++++ TASK DATA
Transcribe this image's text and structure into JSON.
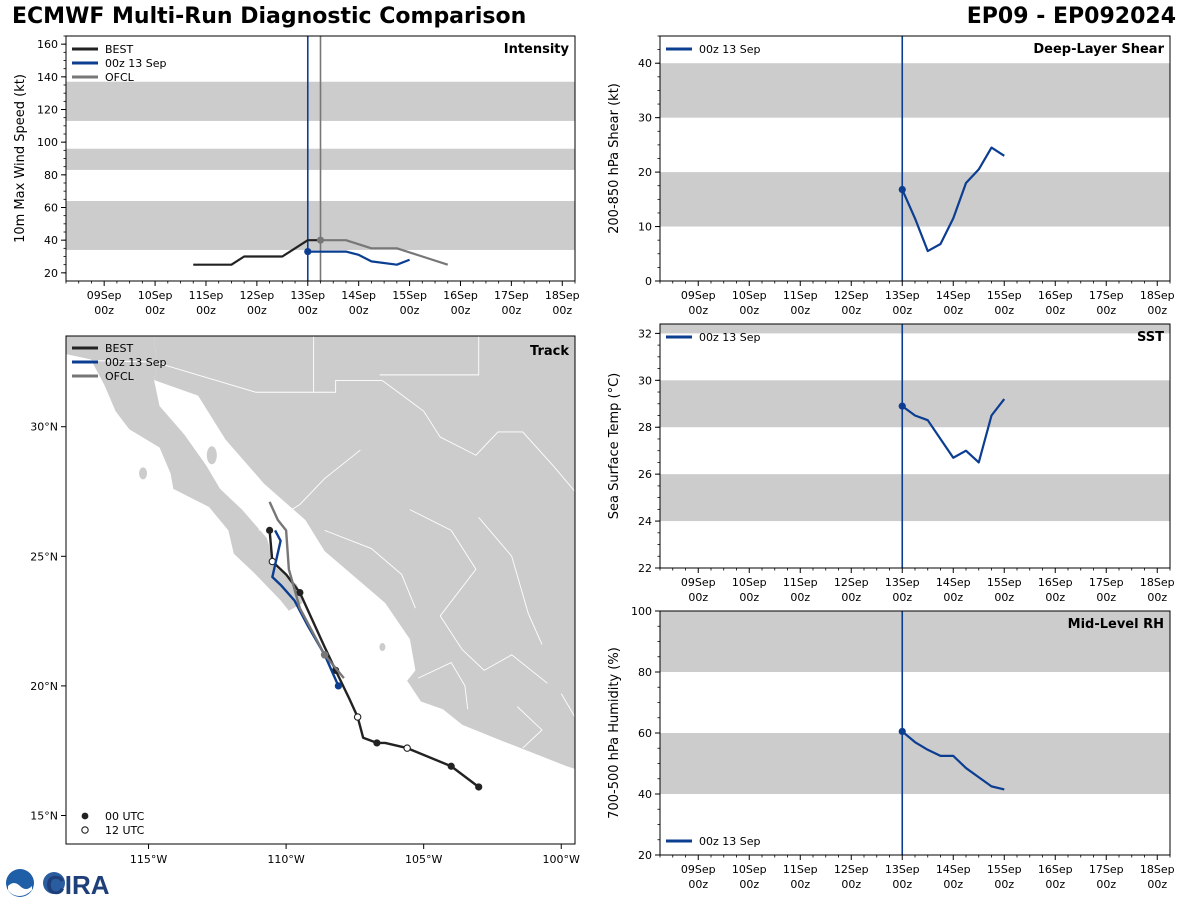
{
  "header": {
    "title": "ECMWF Multi-Run Diagnostic Comparison",
    "storm_id": "EP09 - EP092024"
  },
  "colors": {
    "best": "#222222",
    "run": "#0b3d91",
    "ofcl": "#777777",
    "band": "#cccccc",
    "land": "#cccccc",
    "ocean": "#ffffff"
  },
  "time_axis": {
    "tick_labels": [
      [
        "09Sep",
        "00z"
      ],
      [
        "10Sep",
        "00z"
      ],
      [
        "11Sep",
        "00z"
      ],
      [
        "12Sep",
        "00z"
      ],
      [
        "13Sep",
        "00z"
      ],
      [
        "14Sep",
        "00z"
      ],
      [
        "15Sep",
        "00z"
      ],
      [
        "16Sep",
        "00z"
      ],
      [
        "17Sep",
        "00z"
      ],
      [
        "18Sep",
        "00z"
      ]
    ],
    "range_days_from_09Sep00z": [
      -0.75,
      9.25
    ],
    "init_day": 4.0,
    "ofcl_init_day": 4.25
  },
  "logo": {
    "text": "CIRA"
  },
  "chart_data": [
    {
      "id": "intensity",
      "type": "line",
      "title": "Intensity",
      "ylabel": "10m Max Wind Speed (kt)",
      "ylim": [
        15,
        165
      ],
      "yticks": [
        20,
        40,
        60,
        80,
        100,
        120,
        140,
        160
      ],
      "bands": [
        [
          34,
          64
        ],
        [
          83,
          96
        ],
        [
          113,
          137
        ]
      ],
      "legend": [
        "BEST",
        "00z 13 Sep",
        "OFCL"
      ],
      "series": [
        {
          "name": "BEST",
          "x": [
            "10Sep18z",
            "11Sep00z",
            "11Sep12z",
            "11Sep18z",
            "12Sep00z",
            "12Sep12z",
            "13Sep00z",
            "13Sep06z"
          ],
          "y": [
            25,
            25,
            25,
            30,
            30,
            30,
            40,
            40
          ]
        },
        {
          "name": "00z 13 Sep",
          "x": [
            "13Sep00z",
            "13Sep06z",
            "13Sep12z",
            "13Sep18z",
            "14Sep00z",
            "14Sep06z",
            "14Sep18z",
            "15Sep00z"
          ],
          "y": [
            33,
            33,
            33,
            33,
            31,
            27,
            25,
            28
          ]
        },
        {
          "name": "OFCL",
          "x": [
            "13Sep06z",
            "13Sep18z",
            "14Sep06z",
            "14Sep18z",
            "15Sep06z",
            "15Sep18z"
          ],
          "y": [
            40,
            40,
            35,
            35,
            30,
            25
          ]
        }
      ]
    },
    {
      "id": "shear",
      "type": "line",
      "title": "Deep-Layer Shear",
      "ylabel": "200-850 hPa Shear (kt)",
      "ylim": [
        0,
        45
      ],
      "yticks": [
        0,
        10,
        20,
        30,
        40
      ],
      "bands": [
        [
          10,
          20
        ],
        [
          30,
          40
        ]
      ],
      "legend": [
        "00z 13 Sep"
      ],
      "series": [
        {
          "name": "00z 13 Sep",
          "x": [
            "13Sep00z",
            "13Sep06z",
            "13Sep12z",
            "13Sep18z",
            "14Sep00z",
            "14Sep06z",
            "14Sep12z",
            "14Sep18z",
            "15Sep00z"
          ],
          "y": [
            16.8,
            11.5,
            5.5,
            6.8,
            11.5,
            18,
            20.5,
            24.5,
            23
          ]
        }
      ]
    },
    {
      "id": "sst",
      "type": "line",
      "title": "SST",
      "ylabel": "Sea Surface Temp (°C)",
      "ylim": [
        22,
        32.4
      ],
      "yticks": [
        22,
        24,
        26,
        28,
        30,
        32
      ],
      "bands": [
        [
          24,
          26
        ],
        [
          28,
          30
        ],
        [
          32,
          33
        ]
      ],
      "legend": [
        "00z 13 Sep"
      ],
      "series": [
        {
          "name": "00z 13 Sep",
          "x": [
            "13Sep00z",
            "13Sep06z",
            "13Sep12z",
            "13Sep18z",
            "14Sep00z",
            "14Sep06z",
            "14Sep12z",
            "14Sep18z",
            "15Sep00z"
          ],
          "y": [
            28.9,
            28.5,
            28.3,
            27.5,
            26.7,
            27.0,
            26.5,
            28.5,
            29.2
          ]
        }
      ]
    },
    {
      "id": "rh",
      "type": "line",
      "title": "Mid-Level RH",
      "ylabel": "700-500 hPa Humidity (%)",
      "ylim": [
        20,
        100
      ],
      "yticks": [
        20,
        40,
        60,
        80,
        100
      ],
      "bands": [
        [
          40,
          60
        ],
        [
          80,
          100
        ]
      ],
      "legend": [
        "00z 13 Sep"
      ],
      "series": [
        {
          "name": "00z 13 Sep",
          "x": [
            "13Sep00z",
            "13Sep06z",
            "13Sep12z",
            "13Sep18z",
            "14Sep00z",
            "14Sep06z",
            "14Sep12z",
            "14Sep18z",
            "15Sep00z"
          ],
          "y": [
            60.5,
            57,
            54.5,
            52.5,
            52.5,
            48.5,
            45.5,
            42.5,
            41.5
          ]
        }
      ]
    },
    {
      "id": "track",
      "type": "scatter",
      "title": "Track",
      "xlim_lon": [
        -118,
        -99.5
      ],
      "ylim_lat": [
        13.9,
        33.5
      ],
      "xticks": [
        [
          -115,
          "115°W"
        ],
        [
          -110,
          "110°W"
        ],
        [
          -105,
          "105°W"
        ],
        [
          -100,
          "100°W"
        ]
      ],
      "yticks": [
        [
          15,
          "15°N"
        ],
        [
          20,
          "20°N"
        ],
        [
          25,
          "25°N"
        ],
        [
          30,
          "30°N"
        ]
      ],
      "legend": [
        "BEST",
        "00z 13 Sep",
        "OFCL"
      ],
      "marker_legend": [
        "00 UTC",
        "12 UTC"
      ],
      "series": [
        {
          "name": "BEST",
          "lon": [
            -103.0,
            -104.0,
            -105.6,
            -106.4,
            -106.7,
            -107.2,
            -107.4,
            -107.7,
            -108.2,
            -108.6,
            -109.5,
            -110.0,
            -110.5,
            -110.6
          ],
          "lat": [
            16.1,
            16.9,
            17.6,
            17.8,
            17.8,
            18.0,
            18.8,
            19.5,
            20.6,
            21.5,
            23.6,
            24.3,
            24.8,
            26.0
          ],
          "marks": [
            0,
            0,
            1,
            -1,
            0,
            -1,
            1,
            -1,
            0,
            -1,
            0,
            -1,
            1,
            0
          ]
        },
        {
          "name": "00z 13 Sep",
          "lon": [
            -108.1,
            -108.6,
            -109.2,
            -109.7,
            -110.2,
            -110.5,
            -110.2,
            -110.4
          ],
          "lat": [
            20.0,
            21.2,
            22.3,
            23.3,
            23.9,
            24.2,
            25.6,
            26.0
          ],
          "marks": [
            0,
            -1,
            -1,
            -1,
            -1,
            -1,
            -1,
            -1
          ]
        },
        {
          "name": "OFCL",
          "lon": [
            -107.9,
            -108.6,
            -109.5,
            -109.9,
            -110.0,
            -110.3,
            -110.6
          ],
          "lat": [
            20.3,
            21.2,
            23.0,
            24.5,
            26.0,
            26.4,
            27.1
          ],
          "marks": [
            -1,
            2,
            -1,
            -1,
            -1,
            -1,
            -1
          ]
        }
      ]
    }
  ]
}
++++++++
* [YOUR TASK] Except for the pictures, print the data above exactly.

* [SOLUTION TO THIS TASK]
Transcribe this image's text and structure into JSON.
{
  "header": {
    "title": "ECMWF Multi-Run Diagnostic Comparison",
    "storm_id": "EP09 - EP092024"
  },
  "colors": {
    "best": "#222222",
    "run": "#0b3d91",
    "ofcl": "#777777",
    "band": "#cccccc",
    "land": "#cccccc",
    "ocean": "#ffffff"
  },
  "time_axis": {
    "tick_labels": [
      [
        "09Sep",
        "00z"
      ],
      [
        "10Sep",
        "00z"
      ],
      [
        "11Sep",
        "00z"
      ],
      [
        "12Sep",
        "00z"
      ],
      [
        "13Sep",
        "00z"
      ],
      [
        "14Sep",
        "00z"
      ],
      [
        "15Sep",
        "00z"
      ],
      [
        "16Sep",
        "00z"
      ],
      [
        "17Sep",
        "00z"
      ],
      [
        "18Sep",
        "00z"
      ]
    ],
    "range_days_from_09Sep00z": [
      -0.75,
      9.25
    ],
    "init_day": 4.0,
    "ofcl_init_day": 4.25
  },
  "logo": {
    "text": "CIRA"
  },
  "chart_data": [
    {
      "id": "intensity",
      "type": "line",
      "title": "Intensity",
      "ylabel": "10m Max Wind Speed (kt)",
      "ylim": [
        15,
        165
      ],
      "yticks": [
        20,
        40,
        60,
        80,
        100,
        120,
        140,
        160
      ],
      "bands": [
        [
          34,
          64
        ],
        [
          83,
          96
        ],
        [
          113,
          137
        ]
      ],
      "legend": [
        "BEST",
        "00z 13 Sep",
        "OFCL"
      ],
      "series": [
        {
          "name": "BEST",
          "x": [
            "10Sep18z",
            "11Sep00z",
            "11Sep12z",
            "11Sep18z",
            "12Sep00z",
            "12Sep12z",
            "13Sep00z",
            "13Sep06z"
          ],
          "y": [
            25,
            25,
            25,
            30,
            30,
            30,
            40,
            40
          ]
        },
        {
          "name": "00z 13 Sep",
          "x": [
            "13Sep00z",
            "13Sep06z",
            "13Sep12z",
            "13Sep18z",
            "14Sep00z",
            "14Sep06z",
            "14Sep18z",
            "15Sep00z"
          ],
          "y": [
            33,
            33,
            33,
            33,
            31,
            27,
            25,
            28
          ]
        },
        {
          "name": "OFCL",
          "x": [
            "13Sep06z",
            "13Sep18z",
            "14Sep06z",
            "14Sep18z",
            "15Sep06z",
            "15Sep18z"
          ],
          "y": [
            40,
            40,
            35,
            35,
            30,
            25
          ]
        }
      ]
    },
    {
      "id": "shear",
      "type": "line",
      "title": "Deep-Layer Shear",
      "ylabel": "200-850 hPa Shear (kt)",
      "ylim": [
        0,
        45
      ],
      "yticks": [
        0,
        10,
        20,
        30,
        40
      ],
      "bands": [
        [
          10,
          20
        ],
        [
          30,
          40
        ]
      ],
      "legend": [
        "00z 13 Sep"
      ],
      "series": [
        {
          "name": "00z 13 Sep",
          "x": [
            "13Sep00z",
            "13Sep06z",
            "13Sep12z",
            "13Sep18z",
            "14Sep00z",
            "14Sep06z",
            "14Sep12z",
            "14Sep18z",
            "15Sep00z"
          ],
          "y": [
            16.8,
            11.5,
            5.5,
            6.8,
            11.5,
            18,
            20.5,
            24.5,
            23
          ]
        }
      ]
    },
    {
      "id": "sst",
      "type": "line",
      "title": "SST",
      "ylabel": "Sea Surface Temp (°C)",
      "ylim": [
        22,
        32.4
      ],
      "yticks": [
        22,
        24,
        26,
        28,
        30,
        32
      ],
      "bands": [
        [
          24,
          26
        ],
        [
          28,
          30
        ],
        [
          32,
          33
        ]
      ],
      "legend": [
        "00z 13 Sep"
      ],
      "series": [
        {
          "name": "00z 13 Sep",
          "x": [
            "13Sep00z",
            "13Sep06z",
            "13Sep12z",
            "13Sep18z",
            "14Sep00z",
            "14Sep06z",
            "14Sep12z",
            "14Sep18z",
            "15Sep00z"
          ],
          "y": [
            28.9,
            28.5,
            28.3,
            27.5,
            26.7,
            27.0,
            26.5,
            28.5,
            29.2
          ]
        }
      ]
    },
    {
      "id": "rh",
      "type": "line",
      "title": "Mid-Level RH",
      "ylabel": "700-500 hPa Humidity (%)",
      "ylim": [
        20,
        100
      ],
      "yticks": [
        20,
        40,
        60,
        80,
        100
      ],
      "bands": [
        [
          40,
          60
        ],
        [
          80,
          100
        ]
      ],
      "legend": [
        "00z 13 Sep"
      ],
      "series": [
        {
          "name": "00z 13 Sep",
          "x": [
            "13Sep00z",
            "13Sep06z",
            "13Sep12z",
            "13Sep18z",
            "14Sep00z",
            "14Sep06z",
            "14Sep12z",
            "14Sep18z",
            "15Sep00z"
          ],
          "y": [
            60.5,
            57,
            54.5,
            52.5,
            52.5,
            48.5,
            45.5,
            42.5,
            41.5
          ]
        }
      ]
    },
    {
      "id": "track",
      "type": "scatter",
      "title": "Track",
      "xlim_lon": [
        -118,
        -99.5
      ],
      "ylim_lat": [
        13.9,
        33.5
      ],
      "xticks": [
        [
          -115,
          "115°W"
        ],
        [
          -110,
          "110°W"
        ],
        [
          -105,
          "105°W"
        ],
        [
          -100,
          "100°W"
        ]
      ],
      "yticks": [
        [
          15,
          "15°N"
        ],
        [
          20,
          "20°N"
        ],
        [
          25,
          "25°N"
        ],
        [
          30,
          "30°N"
        ]
      ],
      "legend": [
        "BEST",
        "00z 13 Sep",
        "OFCL"
      ],
      "marker_legend": [
        "00 UTC",
        "12 UTC"
      ],
      "series": [
        {
          "name": "BEST",
          "lon": [
            -103.0,
            -104.0,
            -105.6,
            -106.4,
            -106.7,
            -107.2,
            -107.4,
            -107.7,
            -108.2,
            -108.6,
            -109.5,
            -110.0,
            -110.5,
            -110.6
          ],
          "lat": [
            16.1,
            16.9,
            17.6,
            17.8,
            17.8,
            18.0,
            18.8,
            19.5,
            20.6,
            21.5,
            23.6,
            24.3,
            24.8,
            26.0
          ],
          "marks": [
            0,
            0,
            1,
            -1,
            0,
            -1,
            1,
            -1,
            0,
            -1,
            0,
            -1,
            1,
            0
          ]
        },
        {
          "name": "00z 13 Sep",
          "lon": [
            -108.1,
            -108.6,
            -109.2,
            -109.7,
            -110.2,
            -110.5,
            -110.2,
            -110.4
          ],
          "lat": [
            20.0,
            21.2,
            22.3,
            23.3,
            23.9,
            24.2,
            25.6,
            26.0
          ],
          "marks": [
            0,
            -1,
            -1,
            -1,
            -1,
            -1,
            -1,
            -1
          ]
        },
        {
          "name": "OFCL",
          "lon": [
            -107.9,
            -108.6,
            -109.5,
            -109.9,
            -110.0,
            -110.3,
            -110.6
          ],
          "lat": [
            20.3,
            21.2,
            23.0,
            24.5,
            26.0,
            26.4,
            27.1
          ],
          "marks": [
            -1,
            2,
            -1,
            -1,
            -1,
            -1,
            -1
          ]
        }
      ]
    }
  ]
}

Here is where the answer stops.